→ **Task directions**
Please quote every line word for word.

(Saved entries)
--
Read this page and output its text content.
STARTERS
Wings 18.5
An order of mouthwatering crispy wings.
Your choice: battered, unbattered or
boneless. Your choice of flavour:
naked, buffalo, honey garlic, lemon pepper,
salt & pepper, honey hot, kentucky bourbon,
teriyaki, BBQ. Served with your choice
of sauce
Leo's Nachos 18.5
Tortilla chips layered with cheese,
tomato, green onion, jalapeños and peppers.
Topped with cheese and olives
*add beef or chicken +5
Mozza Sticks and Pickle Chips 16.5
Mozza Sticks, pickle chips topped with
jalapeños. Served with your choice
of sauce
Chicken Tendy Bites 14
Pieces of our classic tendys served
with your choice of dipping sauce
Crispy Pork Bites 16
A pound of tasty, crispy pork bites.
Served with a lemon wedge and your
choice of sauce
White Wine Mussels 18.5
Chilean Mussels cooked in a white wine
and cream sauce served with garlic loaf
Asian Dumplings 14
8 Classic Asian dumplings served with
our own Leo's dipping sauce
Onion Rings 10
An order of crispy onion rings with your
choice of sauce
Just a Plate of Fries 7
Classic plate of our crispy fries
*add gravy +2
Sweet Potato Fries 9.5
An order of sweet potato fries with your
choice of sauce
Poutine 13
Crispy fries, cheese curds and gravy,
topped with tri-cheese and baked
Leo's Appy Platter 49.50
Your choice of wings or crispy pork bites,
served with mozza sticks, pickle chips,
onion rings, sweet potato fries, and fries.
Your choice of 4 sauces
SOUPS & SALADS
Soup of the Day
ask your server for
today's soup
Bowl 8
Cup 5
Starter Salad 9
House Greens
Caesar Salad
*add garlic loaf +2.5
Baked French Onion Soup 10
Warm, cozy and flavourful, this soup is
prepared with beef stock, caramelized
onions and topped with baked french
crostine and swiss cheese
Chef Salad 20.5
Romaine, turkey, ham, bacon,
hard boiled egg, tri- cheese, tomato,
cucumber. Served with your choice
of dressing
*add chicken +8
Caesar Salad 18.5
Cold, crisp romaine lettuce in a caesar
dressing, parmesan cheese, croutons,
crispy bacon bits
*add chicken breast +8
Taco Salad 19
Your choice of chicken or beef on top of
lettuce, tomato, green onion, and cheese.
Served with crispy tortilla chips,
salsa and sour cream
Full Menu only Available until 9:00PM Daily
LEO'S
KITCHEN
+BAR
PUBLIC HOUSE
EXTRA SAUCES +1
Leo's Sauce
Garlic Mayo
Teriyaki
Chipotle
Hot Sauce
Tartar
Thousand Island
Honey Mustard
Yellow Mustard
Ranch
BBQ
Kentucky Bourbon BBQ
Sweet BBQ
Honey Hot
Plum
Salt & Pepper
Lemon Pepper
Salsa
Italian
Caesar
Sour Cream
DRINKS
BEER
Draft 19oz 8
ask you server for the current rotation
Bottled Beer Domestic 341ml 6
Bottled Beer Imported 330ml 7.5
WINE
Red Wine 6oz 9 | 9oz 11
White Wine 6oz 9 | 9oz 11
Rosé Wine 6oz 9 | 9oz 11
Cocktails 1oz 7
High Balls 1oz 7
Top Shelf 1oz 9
--
→ **Worked solution**
Read this page and output its text content.
STARTERS
Wings 18.5
An order of mouthwatering crispy wings.
Your choice: battered, unbattered or
boneless. Your choice of flavour:
naked, buffalo, honey garlic, lemon pepper,
salt & pepper, honey hot, kentucky bourbon,
teriyaki, BBQ. Served with your choice
of sauce
Leo's Nachos 18.5
Tortilla chips layered with cheese,
tomato, green onion, jalapeños and peppers.
Topped with cheese and olives
*add beef or chicken +5
Mozza Sticks and Pickle Chips 16.5
Mozza Sticks, pickle chips topped with
jalapeños. Served with your choice
of sauce
Chicken Tendy Bites 14
Pieces of our classic tendys served
with your choice of dipping sauce
Crispy Pork Bites 16
A pound of tasty, crispy pork bites.
Served with a lemon wedge and your
choice of sauce
White Wine Mussels 18.5
Chilean Mussels cooked in a white wine
and cream sauce served with garlic loaf
Asian Dumplings 14
8 Classic Asian dumplings served with
our own Leo's dipping sauce
Onion Rings 10
An order of crispy onion rings with your
choice of sauce
Just a Plate of Fries 7
Classic plate of our crispy fries
*add gravy +2
Sweet Potato Fries 9.5
An order of sweet potato fries with your
choice of sauce
Poutine 13
Crispy fries, cheese curds and gravy,
topped with tri-cheese and baked
Leo's Appy Platter 49.50
Your choice of wings or crispy pork bites,
served with mozza sticks, pickle chips,
onion rings, sweet potato fries, and fries.
Your choice of 4 sauces
SOUPS & SALADS
Soup of the Day
ask your server for
today's soup
Bowl 8
Cup 5
Starter Salad 9
House Greens
Caesar Salad
*add garlic loaf +2.5
Baked French Onion Soup 10
Warm, cozy and flavourful, this soup is
prepared with beef stock, caramelized
onions and topped with baked french
crostine and swiss cheese
Chef Salad 20.5
Romaine, turkey, ham, bacon,
hard boiled egg, tri- cheese, tomato,
cucumber. Served with your choice
of dressing
*add chicken +8
Caesar Salad 18.5
Cold, crisp romaine lettuce in a caesar
dressing, parmesan cheese, croutons,
crispy bacon bits
*add chicken breast +8
Taco Salad 19
Your choice of chicken or beef on top of
lettuce, tomato, green onion, and cheese.
Served with crispy tortilla chips,
salsa and sour cream
Full Menu only Available until 9:00PM Daily
LEO'S
KITCHEN
+BAR
PUBLIC HOUSE
EXTRA SAUCES +1
Leo's Sauce
Garlic Mayo
Teriyaki
Chipotle
Hot Sauce
Tartar
Thousand Island
Honey Mustard
Yellow Mustard
Ranch
BBQ
Kentucky Bourbon BBQ
Sweet BBQ
Honey Hot
Plum
Salt & Pepper
Lemon Pepper
Salsa
Italian
Caesar
Sour Cream
DRINKS
BEER
Draft 19oz 8
ask you server for the current rotation
Bottled Beer Domestic 341ml 6
Bottled Beer Imported 330ml 7.5
WINE
Red Wine 6oz 9 | 9oz 11
White Wine 6oz 9 | 9oz 11
Rosé Wine 6oz 9 | 9oz 11
Cocktails 1oz 7
High Balls 1oz 7
Top Shelf 1oz 9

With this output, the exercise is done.